**Short problem**
What is the number of lines in the data holding the word "самопроверки"? Give that number by itself.

**Data to use**
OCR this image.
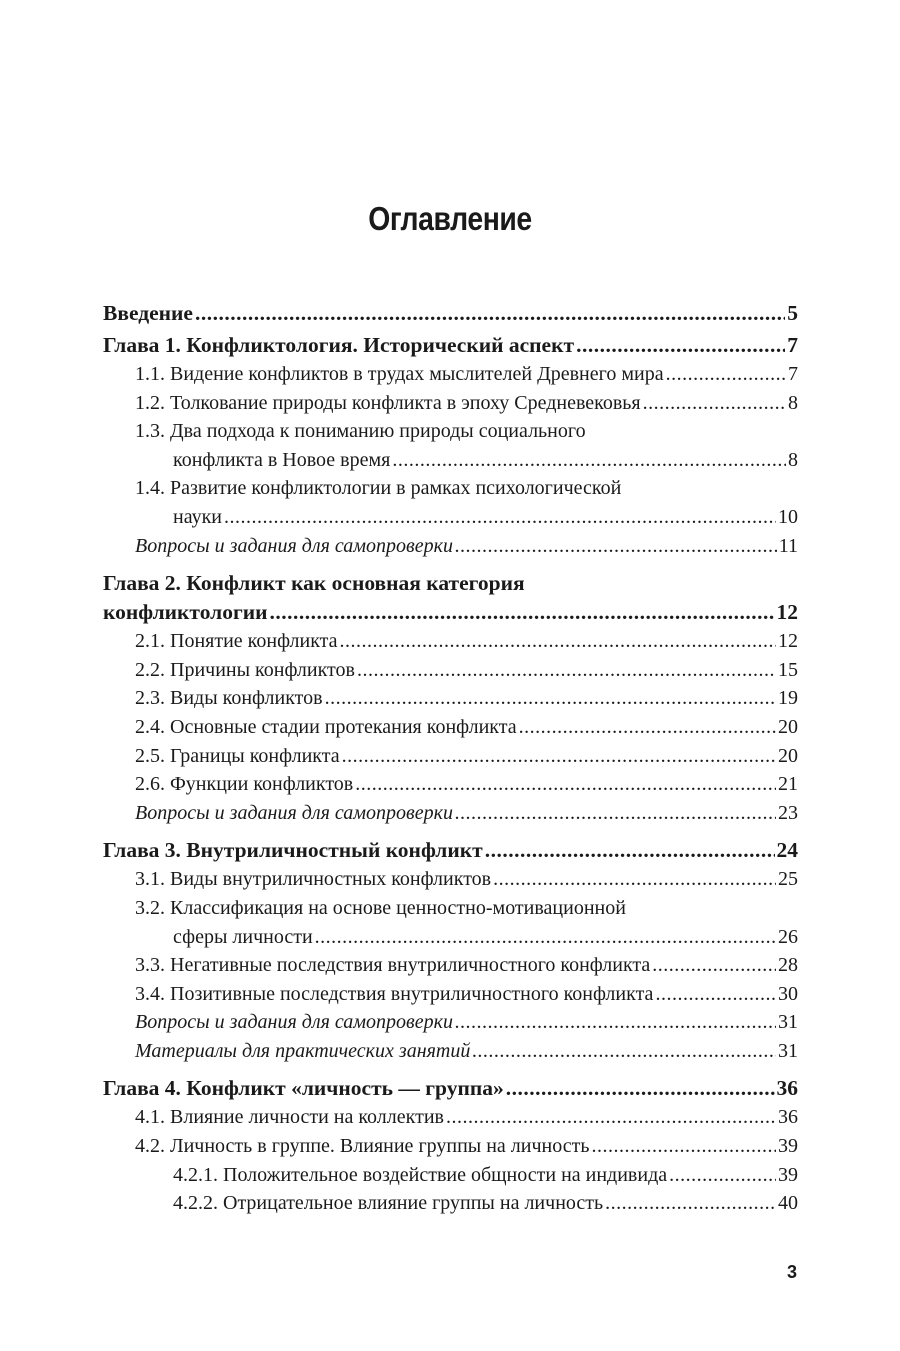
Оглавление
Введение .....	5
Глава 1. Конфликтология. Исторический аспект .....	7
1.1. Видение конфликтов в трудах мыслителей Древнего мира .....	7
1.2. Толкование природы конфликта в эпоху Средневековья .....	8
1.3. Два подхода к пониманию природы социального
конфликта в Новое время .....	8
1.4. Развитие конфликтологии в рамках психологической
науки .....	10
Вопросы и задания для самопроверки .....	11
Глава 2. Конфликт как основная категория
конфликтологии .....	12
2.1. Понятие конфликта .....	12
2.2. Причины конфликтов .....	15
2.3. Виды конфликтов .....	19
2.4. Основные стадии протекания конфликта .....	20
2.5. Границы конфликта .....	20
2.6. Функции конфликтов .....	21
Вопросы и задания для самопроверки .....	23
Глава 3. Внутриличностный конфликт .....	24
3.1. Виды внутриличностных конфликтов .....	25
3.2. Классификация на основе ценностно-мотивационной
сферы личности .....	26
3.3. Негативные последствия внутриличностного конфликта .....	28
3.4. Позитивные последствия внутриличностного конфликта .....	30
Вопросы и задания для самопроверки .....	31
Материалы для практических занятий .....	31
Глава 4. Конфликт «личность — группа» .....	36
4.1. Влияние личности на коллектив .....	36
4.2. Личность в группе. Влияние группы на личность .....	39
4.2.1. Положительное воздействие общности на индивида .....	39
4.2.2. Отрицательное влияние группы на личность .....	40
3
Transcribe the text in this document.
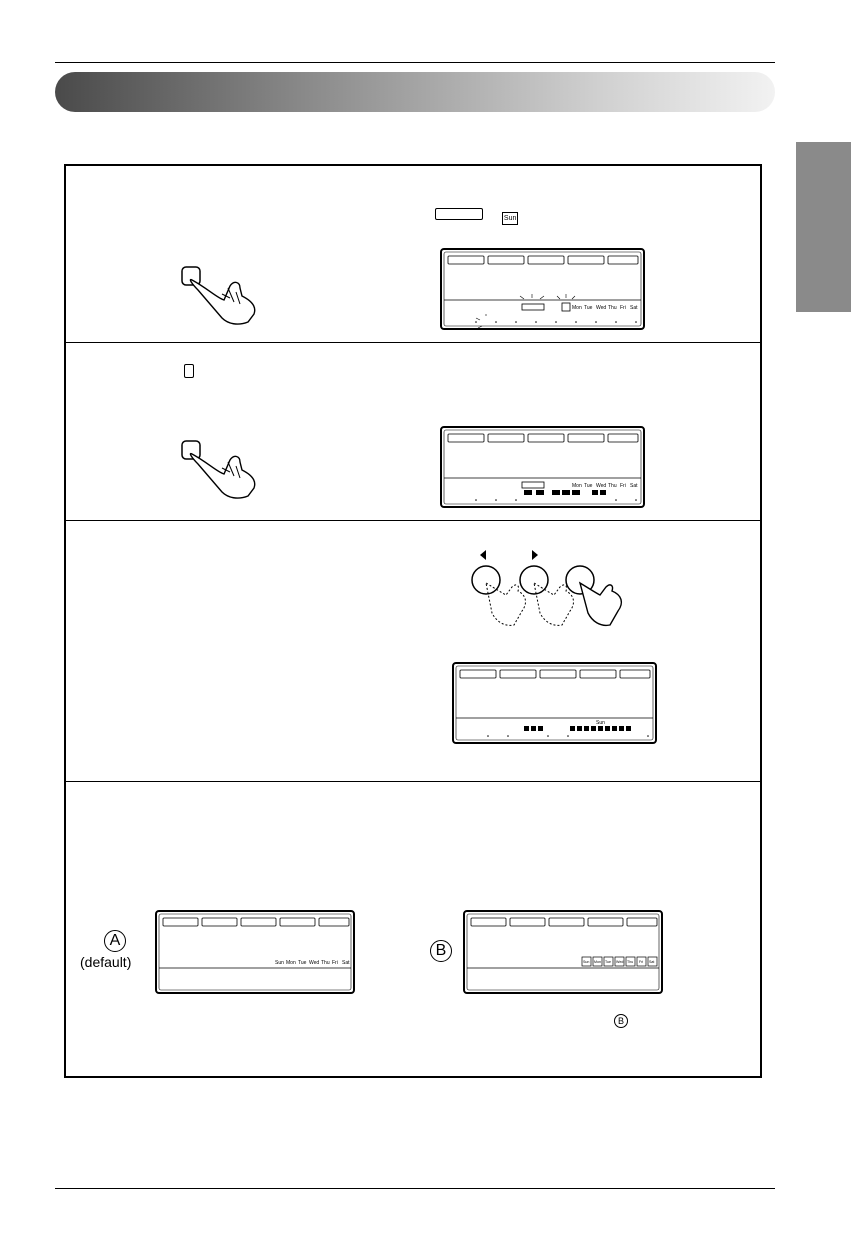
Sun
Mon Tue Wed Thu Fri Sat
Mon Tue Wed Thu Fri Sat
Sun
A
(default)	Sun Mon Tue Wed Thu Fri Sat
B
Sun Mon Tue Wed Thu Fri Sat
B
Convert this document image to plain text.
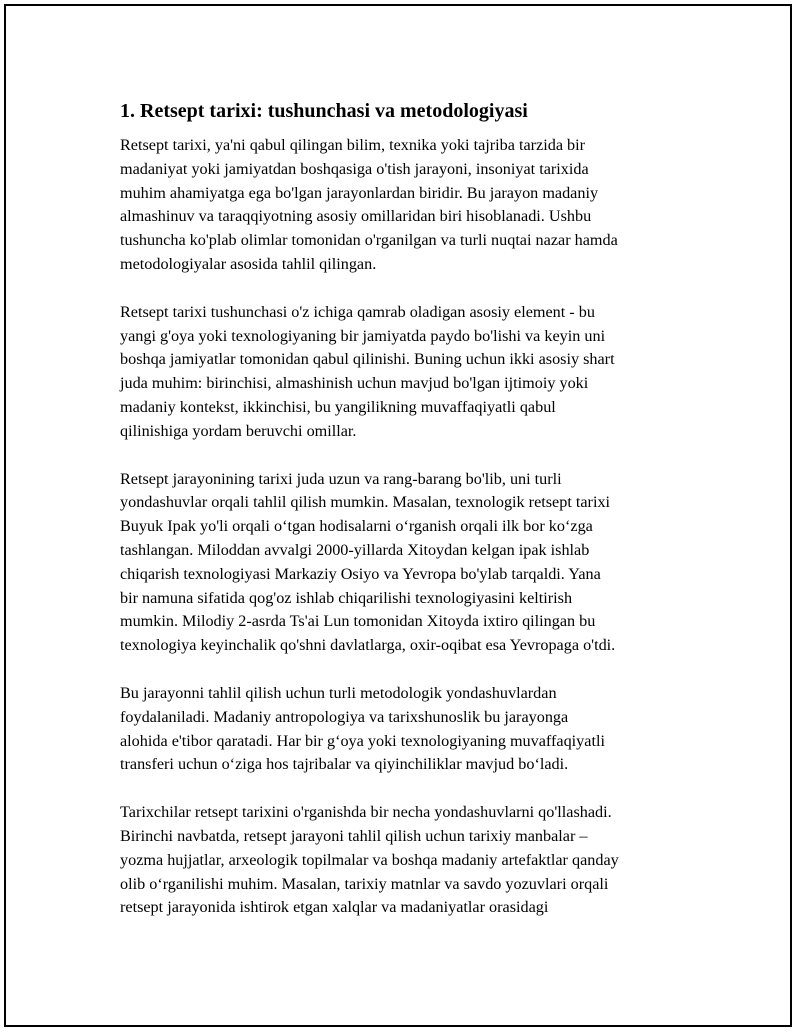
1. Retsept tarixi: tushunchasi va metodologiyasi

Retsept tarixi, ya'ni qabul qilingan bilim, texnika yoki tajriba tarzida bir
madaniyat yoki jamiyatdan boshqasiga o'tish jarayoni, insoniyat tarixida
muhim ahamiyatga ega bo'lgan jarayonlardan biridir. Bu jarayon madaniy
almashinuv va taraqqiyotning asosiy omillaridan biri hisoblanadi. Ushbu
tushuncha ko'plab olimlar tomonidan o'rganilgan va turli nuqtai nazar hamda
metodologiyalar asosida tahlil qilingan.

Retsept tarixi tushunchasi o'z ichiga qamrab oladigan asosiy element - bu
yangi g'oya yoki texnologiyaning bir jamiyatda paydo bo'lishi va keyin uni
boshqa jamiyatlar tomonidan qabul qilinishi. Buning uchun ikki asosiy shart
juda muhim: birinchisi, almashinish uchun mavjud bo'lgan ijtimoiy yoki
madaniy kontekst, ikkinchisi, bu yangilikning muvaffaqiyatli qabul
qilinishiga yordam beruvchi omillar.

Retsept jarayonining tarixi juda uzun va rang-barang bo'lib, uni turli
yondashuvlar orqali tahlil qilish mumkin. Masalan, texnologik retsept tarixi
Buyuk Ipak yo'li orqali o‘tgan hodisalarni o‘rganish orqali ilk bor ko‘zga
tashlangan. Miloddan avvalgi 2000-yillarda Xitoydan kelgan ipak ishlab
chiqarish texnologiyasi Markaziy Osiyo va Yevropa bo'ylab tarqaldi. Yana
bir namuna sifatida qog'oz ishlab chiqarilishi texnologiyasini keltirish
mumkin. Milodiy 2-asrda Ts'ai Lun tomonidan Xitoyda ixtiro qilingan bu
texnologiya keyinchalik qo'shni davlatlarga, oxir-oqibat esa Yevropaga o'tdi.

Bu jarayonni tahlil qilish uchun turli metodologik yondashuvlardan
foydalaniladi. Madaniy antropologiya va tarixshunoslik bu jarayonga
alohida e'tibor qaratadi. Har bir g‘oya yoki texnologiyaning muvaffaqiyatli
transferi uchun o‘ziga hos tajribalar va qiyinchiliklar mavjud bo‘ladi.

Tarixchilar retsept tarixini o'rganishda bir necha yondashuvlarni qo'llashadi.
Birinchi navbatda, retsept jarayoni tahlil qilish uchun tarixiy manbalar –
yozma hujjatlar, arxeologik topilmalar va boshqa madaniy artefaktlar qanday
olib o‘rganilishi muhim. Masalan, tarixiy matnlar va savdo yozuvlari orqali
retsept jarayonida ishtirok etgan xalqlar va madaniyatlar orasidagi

==

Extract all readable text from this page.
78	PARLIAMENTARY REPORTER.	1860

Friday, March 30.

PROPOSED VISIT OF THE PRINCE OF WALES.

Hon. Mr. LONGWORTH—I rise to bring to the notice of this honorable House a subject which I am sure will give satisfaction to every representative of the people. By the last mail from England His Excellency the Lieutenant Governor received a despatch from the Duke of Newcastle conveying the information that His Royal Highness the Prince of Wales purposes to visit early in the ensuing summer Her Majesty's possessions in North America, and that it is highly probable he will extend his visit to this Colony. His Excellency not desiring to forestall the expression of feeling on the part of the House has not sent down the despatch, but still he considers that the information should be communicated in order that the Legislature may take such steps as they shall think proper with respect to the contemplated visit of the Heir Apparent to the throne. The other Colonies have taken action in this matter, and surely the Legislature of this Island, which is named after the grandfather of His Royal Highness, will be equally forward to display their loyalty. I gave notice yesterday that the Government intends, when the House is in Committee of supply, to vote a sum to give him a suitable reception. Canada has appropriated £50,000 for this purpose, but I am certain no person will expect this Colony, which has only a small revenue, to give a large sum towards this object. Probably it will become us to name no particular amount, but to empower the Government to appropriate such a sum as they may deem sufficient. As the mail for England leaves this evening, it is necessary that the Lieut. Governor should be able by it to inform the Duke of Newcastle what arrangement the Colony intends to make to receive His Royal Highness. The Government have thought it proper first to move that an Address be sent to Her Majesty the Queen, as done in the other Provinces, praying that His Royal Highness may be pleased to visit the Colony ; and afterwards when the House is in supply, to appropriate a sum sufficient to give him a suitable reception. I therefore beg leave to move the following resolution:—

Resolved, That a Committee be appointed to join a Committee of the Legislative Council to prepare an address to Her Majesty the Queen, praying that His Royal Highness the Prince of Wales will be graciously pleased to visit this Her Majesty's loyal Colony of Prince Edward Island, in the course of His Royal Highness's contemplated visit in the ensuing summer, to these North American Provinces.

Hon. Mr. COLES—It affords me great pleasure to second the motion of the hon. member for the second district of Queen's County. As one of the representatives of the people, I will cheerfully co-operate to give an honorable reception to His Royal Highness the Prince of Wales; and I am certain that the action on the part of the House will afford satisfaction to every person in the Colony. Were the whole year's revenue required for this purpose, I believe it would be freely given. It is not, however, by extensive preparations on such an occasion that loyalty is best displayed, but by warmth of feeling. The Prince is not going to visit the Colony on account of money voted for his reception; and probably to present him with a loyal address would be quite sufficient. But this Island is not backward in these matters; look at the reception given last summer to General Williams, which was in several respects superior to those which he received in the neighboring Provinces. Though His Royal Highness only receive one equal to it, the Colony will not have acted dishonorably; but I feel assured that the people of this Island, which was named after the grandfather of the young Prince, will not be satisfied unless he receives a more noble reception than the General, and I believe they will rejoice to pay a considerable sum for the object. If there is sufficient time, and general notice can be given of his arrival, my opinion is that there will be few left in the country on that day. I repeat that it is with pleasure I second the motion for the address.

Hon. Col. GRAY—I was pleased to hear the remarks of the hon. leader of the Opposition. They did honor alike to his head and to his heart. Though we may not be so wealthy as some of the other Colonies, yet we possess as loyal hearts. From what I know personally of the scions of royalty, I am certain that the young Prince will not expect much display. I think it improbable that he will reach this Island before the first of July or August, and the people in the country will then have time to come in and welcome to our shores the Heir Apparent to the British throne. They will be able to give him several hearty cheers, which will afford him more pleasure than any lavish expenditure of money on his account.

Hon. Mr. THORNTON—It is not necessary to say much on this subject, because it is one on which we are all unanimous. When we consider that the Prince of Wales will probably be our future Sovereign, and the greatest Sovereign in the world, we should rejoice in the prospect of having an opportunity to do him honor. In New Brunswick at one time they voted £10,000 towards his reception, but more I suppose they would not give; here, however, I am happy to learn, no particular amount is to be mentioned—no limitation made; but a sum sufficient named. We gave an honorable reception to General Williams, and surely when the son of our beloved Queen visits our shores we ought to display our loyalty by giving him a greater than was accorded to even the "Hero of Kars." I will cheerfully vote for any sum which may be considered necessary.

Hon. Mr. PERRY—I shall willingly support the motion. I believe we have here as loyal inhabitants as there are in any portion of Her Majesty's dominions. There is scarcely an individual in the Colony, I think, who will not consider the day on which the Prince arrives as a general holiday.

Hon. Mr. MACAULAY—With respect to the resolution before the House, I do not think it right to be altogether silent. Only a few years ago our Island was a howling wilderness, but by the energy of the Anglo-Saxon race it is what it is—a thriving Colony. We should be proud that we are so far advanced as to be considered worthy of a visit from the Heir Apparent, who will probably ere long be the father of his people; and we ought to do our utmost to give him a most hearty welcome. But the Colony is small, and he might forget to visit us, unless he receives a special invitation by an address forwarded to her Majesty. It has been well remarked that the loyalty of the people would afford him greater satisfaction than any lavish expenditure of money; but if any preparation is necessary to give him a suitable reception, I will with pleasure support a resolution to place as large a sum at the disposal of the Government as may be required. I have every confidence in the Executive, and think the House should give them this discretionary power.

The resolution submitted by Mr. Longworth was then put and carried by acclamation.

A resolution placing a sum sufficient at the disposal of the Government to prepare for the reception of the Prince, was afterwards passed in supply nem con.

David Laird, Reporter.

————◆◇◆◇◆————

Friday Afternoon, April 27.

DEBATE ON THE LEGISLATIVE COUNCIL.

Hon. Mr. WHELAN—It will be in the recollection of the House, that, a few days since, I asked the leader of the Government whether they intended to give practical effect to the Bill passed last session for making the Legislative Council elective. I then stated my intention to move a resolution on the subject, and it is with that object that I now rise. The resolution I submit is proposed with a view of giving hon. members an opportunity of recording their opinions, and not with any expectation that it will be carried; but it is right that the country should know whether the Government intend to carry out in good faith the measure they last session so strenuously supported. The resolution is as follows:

**Complete answer**
3